Request: Go through the listing and write out all of it exactly.

Records for this exercise:
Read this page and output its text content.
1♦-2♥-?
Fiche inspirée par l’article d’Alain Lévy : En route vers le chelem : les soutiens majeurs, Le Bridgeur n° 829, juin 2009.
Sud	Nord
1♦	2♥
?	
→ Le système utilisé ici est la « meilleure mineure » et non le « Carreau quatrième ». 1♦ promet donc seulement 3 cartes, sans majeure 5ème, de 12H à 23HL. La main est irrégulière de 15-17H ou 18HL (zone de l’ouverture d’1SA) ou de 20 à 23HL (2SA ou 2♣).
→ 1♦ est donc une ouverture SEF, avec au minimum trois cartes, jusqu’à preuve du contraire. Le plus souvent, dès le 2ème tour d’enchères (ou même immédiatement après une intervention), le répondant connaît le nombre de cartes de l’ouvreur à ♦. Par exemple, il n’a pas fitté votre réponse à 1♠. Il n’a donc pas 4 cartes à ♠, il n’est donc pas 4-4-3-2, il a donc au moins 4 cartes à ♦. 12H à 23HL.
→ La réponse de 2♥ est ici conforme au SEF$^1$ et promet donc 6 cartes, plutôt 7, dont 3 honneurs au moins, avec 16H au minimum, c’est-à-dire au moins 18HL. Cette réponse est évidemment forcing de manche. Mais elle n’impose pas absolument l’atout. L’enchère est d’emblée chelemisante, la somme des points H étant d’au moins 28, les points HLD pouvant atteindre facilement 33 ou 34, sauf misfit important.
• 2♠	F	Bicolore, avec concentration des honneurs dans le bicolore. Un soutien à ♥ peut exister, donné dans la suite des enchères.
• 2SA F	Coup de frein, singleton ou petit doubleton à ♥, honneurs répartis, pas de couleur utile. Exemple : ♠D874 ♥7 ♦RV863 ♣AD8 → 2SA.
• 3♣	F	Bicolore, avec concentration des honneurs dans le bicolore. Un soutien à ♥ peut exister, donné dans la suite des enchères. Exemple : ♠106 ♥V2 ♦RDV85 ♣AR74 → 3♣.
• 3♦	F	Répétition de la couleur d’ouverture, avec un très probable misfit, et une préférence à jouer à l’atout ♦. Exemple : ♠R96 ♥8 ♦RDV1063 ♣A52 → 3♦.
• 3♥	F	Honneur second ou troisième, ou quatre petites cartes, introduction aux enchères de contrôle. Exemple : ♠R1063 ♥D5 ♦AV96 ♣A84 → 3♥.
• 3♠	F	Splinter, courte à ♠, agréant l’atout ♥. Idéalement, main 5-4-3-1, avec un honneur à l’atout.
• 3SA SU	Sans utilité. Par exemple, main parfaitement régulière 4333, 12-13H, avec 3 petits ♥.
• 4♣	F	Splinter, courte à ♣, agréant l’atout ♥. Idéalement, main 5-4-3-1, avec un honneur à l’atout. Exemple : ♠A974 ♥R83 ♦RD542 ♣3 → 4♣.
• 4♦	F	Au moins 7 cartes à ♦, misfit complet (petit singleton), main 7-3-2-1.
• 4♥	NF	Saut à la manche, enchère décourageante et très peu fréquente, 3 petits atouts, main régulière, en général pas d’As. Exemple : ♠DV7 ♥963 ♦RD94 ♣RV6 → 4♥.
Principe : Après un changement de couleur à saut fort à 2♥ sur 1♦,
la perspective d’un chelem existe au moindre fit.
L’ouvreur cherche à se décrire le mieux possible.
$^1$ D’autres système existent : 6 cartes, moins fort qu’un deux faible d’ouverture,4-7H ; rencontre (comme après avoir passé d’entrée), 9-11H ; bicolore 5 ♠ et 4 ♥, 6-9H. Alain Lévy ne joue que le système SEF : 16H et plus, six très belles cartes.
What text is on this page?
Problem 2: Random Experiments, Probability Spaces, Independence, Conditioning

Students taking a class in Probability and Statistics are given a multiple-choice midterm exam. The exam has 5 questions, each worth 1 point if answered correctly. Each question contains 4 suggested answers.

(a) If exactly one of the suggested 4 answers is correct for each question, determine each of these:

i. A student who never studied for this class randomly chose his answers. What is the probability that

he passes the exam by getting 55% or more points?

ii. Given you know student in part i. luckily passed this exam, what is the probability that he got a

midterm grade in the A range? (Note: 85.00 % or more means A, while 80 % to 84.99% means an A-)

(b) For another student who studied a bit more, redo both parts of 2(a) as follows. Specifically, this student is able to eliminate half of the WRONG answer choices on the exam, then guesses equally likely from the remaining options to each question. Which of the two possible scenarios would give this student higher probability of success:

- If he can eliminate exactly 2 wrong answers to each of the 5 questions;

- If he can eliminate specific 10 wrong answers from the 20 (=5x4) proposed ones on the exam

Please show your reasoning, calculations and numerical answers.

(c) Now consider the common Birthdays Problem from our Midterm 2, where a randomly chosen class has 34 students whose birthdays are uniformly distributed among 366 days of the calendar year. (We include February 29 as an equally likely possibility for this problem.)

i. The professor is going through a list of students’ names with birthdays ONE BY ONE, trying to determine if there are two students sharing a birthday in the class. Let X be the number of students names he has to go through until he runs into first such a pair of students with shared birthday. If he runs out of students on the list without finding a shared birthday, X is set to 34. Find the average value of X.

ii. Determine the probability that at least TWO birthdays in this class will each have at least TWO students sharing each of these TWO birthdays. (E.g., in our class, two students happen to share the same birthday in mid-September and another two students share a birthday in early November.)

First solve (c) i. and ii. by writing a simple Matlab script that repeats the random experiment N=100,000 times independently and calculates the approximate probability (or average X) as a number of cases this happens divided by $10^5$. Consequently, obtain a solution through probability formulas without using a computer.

Task answer:
Read this page and output its text content.
1♦-2♥-?
Fiche inspirée par l’article d’Alain Lévy : En route vers le chelem : les soutiens majeurs, Le Bridgeur n° 829, juin 2009.
Sud	Nord
1♦	2♥
?	
→ Le système utilisé ici est la « meilleure mineure » et non le « Carreau quatrième ». 1♦ promet donc seulement 3 cartes, sans majeure 5ème, de 12H à 23HL. La main est irrégulière de 15-17H ou 18HL (zone de l’ouverture d’1SA) ou de 20 à 23HL (2SA ou 2♣).
→ 1♦ est donc une ouverture SEF, avec au minimum trois cartes, jusqu’à preuve du contraire. Le plus souvent, dès le 2ème tour d’enchères (ou même immédiatement après une intervention), le répondant connaît le nombre de cartes de l’ouvreur à ♦. Par exemple, il n’a pas fitté votre réponse à 1♠. Il n’a donc pas 4 cartes à ♠, il n’est donc pas 4-4-3-2, il a donc au moins 4 cartes à ♦. 12H à 23HL.
→ La réponse de 2♥ est ici conforme au SEF$^1$ et promet donc 6 cartes, plutôt 7, dont 3 honneurs au moins, avec 16H au minimum, c’est-à-dire au moins 18HL. Cette réponse est évidemment forcing de manche. Mais elle n’impose pas absolument l’atout. L’enchère est d’emblée chelemisante, la somme des points H étant d’au moins 28, les points HLD pouvant atteindre facilement 33 ou 34, sauf misfit important.
• 2♠	F	Bicolore, avec concentration des honneurs dans le bicolore. Un soutien à ♥ peut exister, donné dans la suite des enchères.
• 2SA F	Coup de frein, singleton ou petit doubleton à ♥, honneurs répartis, pas de couleur utile. Exemple : ♠D874 ♥7 ♦RV863 ♣AD8 → 2SA.
• 3♣	F	Bicolore, avec concentration des honneurs dans le bicolore. Un soutien à ♥ peut exister, donné dans la suite des enchères. Exemple : ♠106 ♥V2 ♦RDV85 ♣AR74 → 3♣.
• 3♦	F	Répétition de la couleur d’ouverture, avec un très probable misfit, et une préférence à jouer à l’atout ♦. Exemple : ♠R96 ♥8 ♦RDV1063 ♣A52 → 3♦.
• 3♥	F	Honneur second ou troisième, ou quatre petites cartes, introduction aux enchères de contrôle. Exemple : ♠R1063 ♥D5 ♦AV96 ♣A84 → 3♥.
• 3♠	F	Splinter, courte à ♠, agréant l’atout ♥. Idéalement, main 5-4-3-1, avec un honneur à l’atout.
• 3SA SU	Sans utilité. Par exemple, main parfaitement régulière 4333, 12-13H, avec 3 petits ♥.
• 4♣	F	Splinter, courte à ♣, agréant l’atout ♥. Idéalement, main 5-4-3-1, avec un honneur à l’atout. Exemple : ♠A974 ♥R83 ♦RD542 ♣3 → 4♣.
• 4♦	F	Au moins 7 cartes à ♦, misfit complet (petit singleton), main 7-3-2-1.
• 4♥	NF	Saut à la manche, enchère décourageante et très peu fréquente, 3 petits atouts, main régulière, en général pas d’As. Exemple : ♠DV7 ♥963 ♦RD94 ♣RV6 → 4♥.
Principe : Après un changement de couleur à saut fort à 2♥ sur 1♦,
la perspective d’un chelem existe au moindre fit.
L’ouvreur cherche à se décrire le mieux possible.
$^1$ D’autres système existent : 6 cartes, moins fort qu’un deux faible d’ouverture,4-7H ; rencontre (comme après avoir passé d’entrée), 9-11H ; bicolore 5 ♠ et 4 ♥, 6-9H. Alain Lévy ne joue que le système SEF : 16H et plus, six très belles cartes.
What text is on this page?
Problem 2: Random Experiments, Probability Spaces, Independence, Conditioning

Students taking a class in Probability and Statistics are given a multiple-choice midterm exam. The exam has 5 questions, each worth 1 point if answered correctly. Each question contains 4 suggested answers.

(a) If exactly one of the suggested 4 answers is correct for each question, determine each of these:

i. A student who never studied for this class randomly chose his answers. What is the probability that

he passes the exam by getting 55% or more points?

ii. Given you know student in part i. luckily passed this exam, what is the probability that he got a

midterm grade in the A range? (Note: 85.00 % or more means A, while 80 % to 84.99% means an A-)

(b) For another student who studied a bit more, redo both parts of 2(a) as follows. Specifically, this student is able to eliminate half of the WRONG answer choices on the exam, then guesses equally likely from the remaining options to each question. Which of the two possible scenarios would give this student higher probability of success:

- If he can eliminate exactly 2 wrong answers to each of the 5 questions;

- If he can eliminate specific 10 wrong answers from the 20 (=5x4) proposed ones on the exam

Please show your reasoning, calculations and numerical answers.

(c) Now consider the common Birthdays Problem from our Midterm 2, where a randomly chosen class has 34 students whose birthdays are uniformly distributed among 366 days of the calendar year. (We include February 29 as an equally likely possibility for this problem.)

i. The professor is going through a list of students’ names with birthdays ONE BY ONE, trying to determine if there are two students sharing a birthday in the class. Let X be the number of students names he has to go through until he runs into first such a pair of students with shared birthday. If he runs out of students on the list without finding a shared birthday, X is set to 34. Find the average value of X.

ii. Determine the probability that at least TWO birthdays in this class will each have at least TWO students sharing each of these TWO birthdays. (E.g., in our class, two students happen to share the same birthday in mid-September and another two students share a birthday in early November.)

First solve (c) i. and ii. by writing a simple Matlab script that repeats the random experiment N=100,000 times independently and calculates the approximate probability (or average X) as a number of cases this happens divided by $10^5$. Consequently, obtain a solution through probability formulas without using a computer.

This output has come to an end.